[Items from a dataset]

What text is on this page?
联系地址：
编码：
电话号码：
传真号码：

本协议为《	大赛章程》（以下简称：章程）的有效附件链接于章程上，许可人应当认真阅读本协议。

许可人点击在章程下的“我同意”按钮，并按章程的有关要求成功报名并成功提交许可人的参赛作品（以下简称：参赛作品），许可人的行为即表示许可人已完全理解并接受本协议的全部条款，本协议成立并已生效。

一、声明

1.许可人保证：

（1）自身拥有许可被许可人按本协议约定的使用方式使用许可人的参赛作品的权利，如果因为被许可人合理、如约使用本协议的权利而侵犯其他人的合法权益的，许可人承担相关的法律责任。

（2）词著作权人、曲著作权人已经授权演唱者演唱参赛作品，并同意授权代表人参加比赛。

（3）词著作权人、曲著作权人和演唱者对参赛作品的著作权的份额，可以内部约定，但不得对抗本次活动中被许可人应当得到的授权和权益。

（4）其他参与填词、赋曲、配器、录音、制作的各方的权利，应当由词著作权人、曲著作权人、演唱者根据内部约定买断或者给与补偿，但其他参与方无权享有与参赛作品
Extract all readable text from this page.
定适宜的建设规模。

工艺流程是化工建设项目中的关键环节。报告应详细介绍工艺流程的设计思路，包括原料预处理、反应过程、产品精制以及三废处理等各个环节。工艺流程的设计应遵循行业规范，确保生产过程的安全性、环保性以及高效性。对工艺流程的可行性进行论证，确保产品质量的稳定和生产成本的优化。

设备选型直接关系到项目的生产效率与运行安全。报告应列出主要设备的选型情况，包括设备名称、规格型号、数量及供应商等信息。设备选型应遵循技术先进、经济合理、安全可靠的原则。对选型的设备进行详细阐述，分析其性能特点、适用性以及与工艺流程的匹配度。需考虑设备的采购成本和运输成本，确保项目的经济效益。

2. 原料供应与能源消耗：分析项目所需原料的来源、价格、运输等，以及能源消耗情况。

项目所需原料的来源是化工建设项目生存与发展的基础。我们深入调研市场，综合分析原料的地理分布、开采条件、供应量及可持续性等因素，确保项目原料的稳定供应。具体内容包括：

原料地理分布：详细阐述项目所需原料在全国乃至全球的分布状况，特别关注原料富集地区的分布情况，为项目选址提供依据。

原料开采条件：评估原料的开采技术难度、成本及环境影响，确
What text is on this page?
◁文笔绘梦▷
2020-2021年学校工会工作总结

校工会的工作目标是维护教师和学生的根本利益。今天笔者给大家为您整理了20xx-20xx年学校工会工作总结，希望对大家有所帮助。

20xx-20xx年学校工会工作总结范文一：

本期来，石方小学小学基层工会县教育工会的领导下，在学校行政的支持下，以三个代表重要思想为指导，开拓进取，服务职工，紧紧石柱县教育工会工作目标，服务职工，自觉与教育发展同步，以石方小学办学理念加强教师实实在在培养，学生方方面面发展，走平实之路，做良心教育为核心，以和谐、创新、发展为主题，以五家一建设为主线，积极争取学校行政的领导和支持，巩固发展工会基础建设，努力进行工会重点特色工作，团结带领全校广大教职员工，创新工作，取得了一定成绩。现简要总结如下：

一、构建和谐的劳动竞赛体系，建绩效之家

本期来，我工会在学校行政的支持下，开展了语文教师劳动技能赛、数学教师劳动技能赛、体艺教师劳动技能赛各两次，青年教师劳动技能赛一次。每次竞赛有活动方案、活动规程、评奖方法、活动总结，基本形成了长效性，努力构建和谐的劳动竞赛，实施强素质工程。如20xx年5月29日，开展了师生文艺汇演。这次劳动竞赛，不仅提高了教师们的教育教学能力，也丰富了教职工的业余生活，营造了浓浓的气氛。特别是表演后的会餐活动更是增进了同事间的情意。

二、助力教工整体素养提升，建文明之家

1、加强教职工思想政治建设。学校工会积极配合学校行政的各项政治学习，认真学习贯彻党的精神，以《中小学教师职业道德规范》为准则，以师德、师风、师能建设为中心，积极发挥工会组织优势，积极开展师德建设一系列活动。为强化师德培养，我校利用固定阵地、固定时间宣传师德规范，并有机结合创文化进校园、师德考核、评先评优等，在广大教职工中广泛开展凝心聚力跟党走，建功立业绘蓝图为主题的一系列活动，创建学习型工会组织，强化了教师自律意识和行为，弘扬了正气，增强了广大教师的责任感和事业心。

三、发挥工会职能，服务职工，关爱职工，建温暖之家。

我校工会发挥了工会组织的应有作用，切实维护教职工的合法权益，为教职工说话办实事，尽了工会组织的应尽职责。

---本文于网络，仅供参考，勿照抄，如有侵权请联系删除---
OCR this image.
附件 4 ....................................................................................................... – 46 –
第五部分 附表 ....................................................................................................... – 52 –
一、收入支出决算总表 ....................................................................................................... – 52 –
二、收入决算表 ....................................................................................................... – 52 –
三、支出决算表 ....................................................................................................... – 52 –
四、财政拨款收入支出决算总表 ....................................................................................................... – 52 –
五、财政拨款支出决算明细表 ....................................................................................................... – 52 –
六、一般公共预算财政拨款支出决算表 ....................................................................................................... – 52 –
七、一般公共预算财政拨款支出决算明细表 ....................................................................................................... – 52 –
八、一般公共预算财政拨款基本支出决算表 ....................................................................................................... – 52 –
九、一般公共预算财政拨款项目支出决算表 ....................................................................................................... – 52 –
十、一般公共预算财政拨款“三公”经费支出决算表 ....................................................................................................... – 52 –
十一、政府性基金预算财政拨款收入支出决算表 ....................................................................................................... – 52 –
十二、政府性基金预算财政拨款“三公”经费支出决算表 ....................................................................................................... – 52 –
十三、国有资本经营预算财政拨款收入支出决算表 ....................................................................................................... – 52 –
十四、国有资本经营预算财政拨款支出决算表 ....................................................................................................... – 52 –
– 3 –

PROBLEM REQUIREMENTS >> Where a line above holds the string "服务职工", show that line.

RESPONSE TO THIS TASK >>
本期来，石方小学小学基层工会县教育工会的领导下，在学校行政的支持下，以三个代表重要思想为指导，开拓进取，服务职工，紧紧石柱县教育工会工作目标，服务职工，自觉与教育发展同步，以石方小学办学理念加强教师实实在在培养，学生方方面面发展，走平实之路，做良心教育为核心，以和谐、创新、发展为主题，以五家一建设为主线，积极争取学校行政的领导和支持，巩固发展工会基础建设，努力进行工会重点特色工作，团结带领全校广大教职员工，创新工作，取得了一定成绩。现简要总结如下：
三、发挥工会职能，服务职工，关爱职工，建温暖之家。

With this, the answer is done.